* WORK INSTRUCTIONS
Show only lines that include "限制可保留带宽".

* GIVEN DATA
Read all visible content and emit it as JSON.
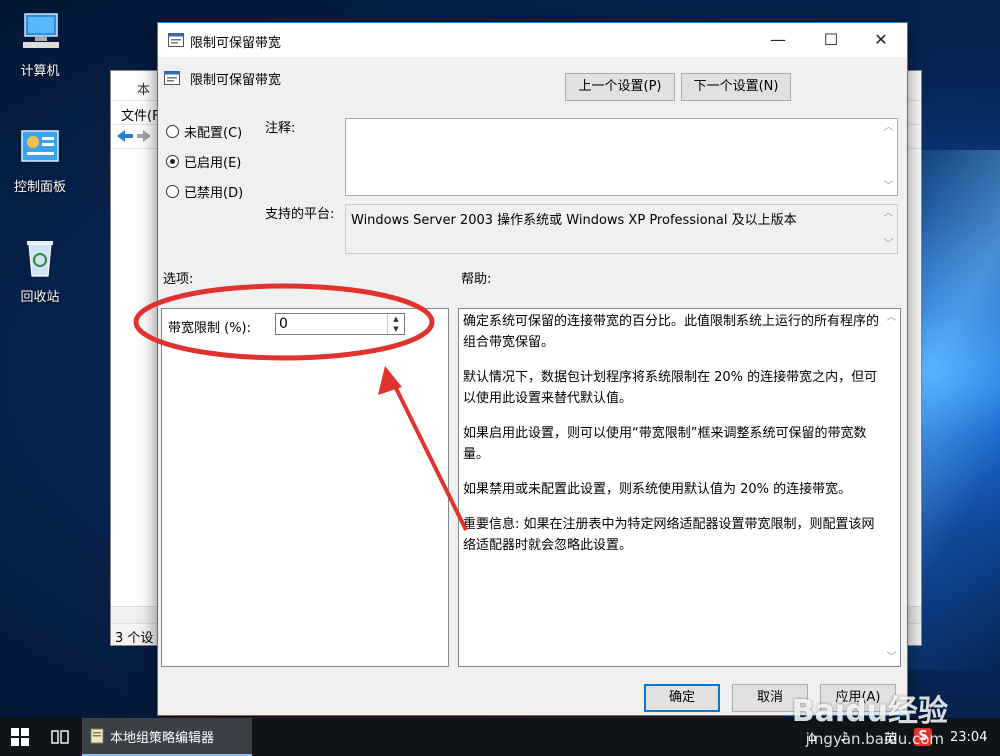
{
  "desktop": {
    "icons": [
      {
        "label": "计算机"
      },
      {
        "label": "控制面板"
      },
      {
        "label": "回收站"
      }
    ]
  },
  "bg_window": {
    "title": "本",
    "menu": "文件(F",
    "status": "3 个设"
  },
  "dialog": {
    "title": "限制可保留带宽",
    "header_title": "限制可保留带宽",
    "prev_button": "上一个设置(P)",
    "next_button": "下一个设置(N)",
    "radio_options": [
      {
        "label": "未配置(C)",
        "checked": false
      },
      {
        "label": "已启用(E)",
        "checked": true
      },
      {
        "label": "已禁用(D)",
        "checked": false
      }
    ],
    "comment_label": "注释:",
    "comment_value": "",
    "platform_label": "支持的平台:",
    "platform_value": "Windows Server 2003 操作系统或 Windows XP Professional 及以上版本",
    "options_label": "选项:",
    "help_label": "帮助:",
    "bandwidth_label": "带宽限制 (%):",
    "bandwidth_value": "0",
    "help_paragraphs": [
      "确定系统可保留的连接带宽的百分比。此值限制系统上运行的所有程序的组合带宽保留。",
      "默认情况下，数据包计划程序将系统限制在 20% 的连接带宽之内，但可以使用此设置来替代默认值。",
      "如果启用此设置，则可以使用“带宽限制”框来调整系统可保留的带宽数量。",
      "如果禁用或未配置此设置，则系统使用默认值为 20% 的连接带宽。",
      "重要信息: 如果在注册表中为特定网络适配器设置带宽限制，则配置该网络适配器时就会忽略此设置。"
    ],
    "ok_button": "确定",
    "cancel_button": "取消",
    "apply_button": "应用(A)"
  },
  "taskbar": {
    "app_label": "本地组策略编辑器",
    "ime": "英",
    "time": "23:04"
  },
  "watermark": {
    "brand": "Baidu经验",
    "site": "jingyan.baidu.com"
  },
  "colors": {
    "accent": "#0078d7",
    "annotation": "#e0322f"
  }
}
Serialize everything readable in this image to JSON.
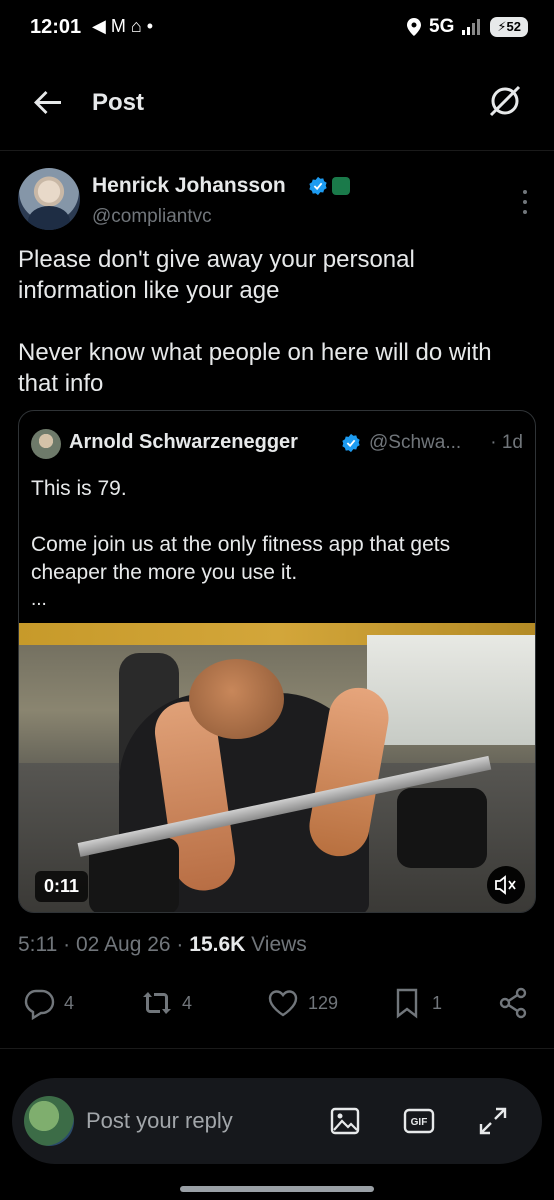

* RESPONSE TO THIS EXERCISE
    "title": "限制可保留带宽",
    "header_title": "限制可保留带宽",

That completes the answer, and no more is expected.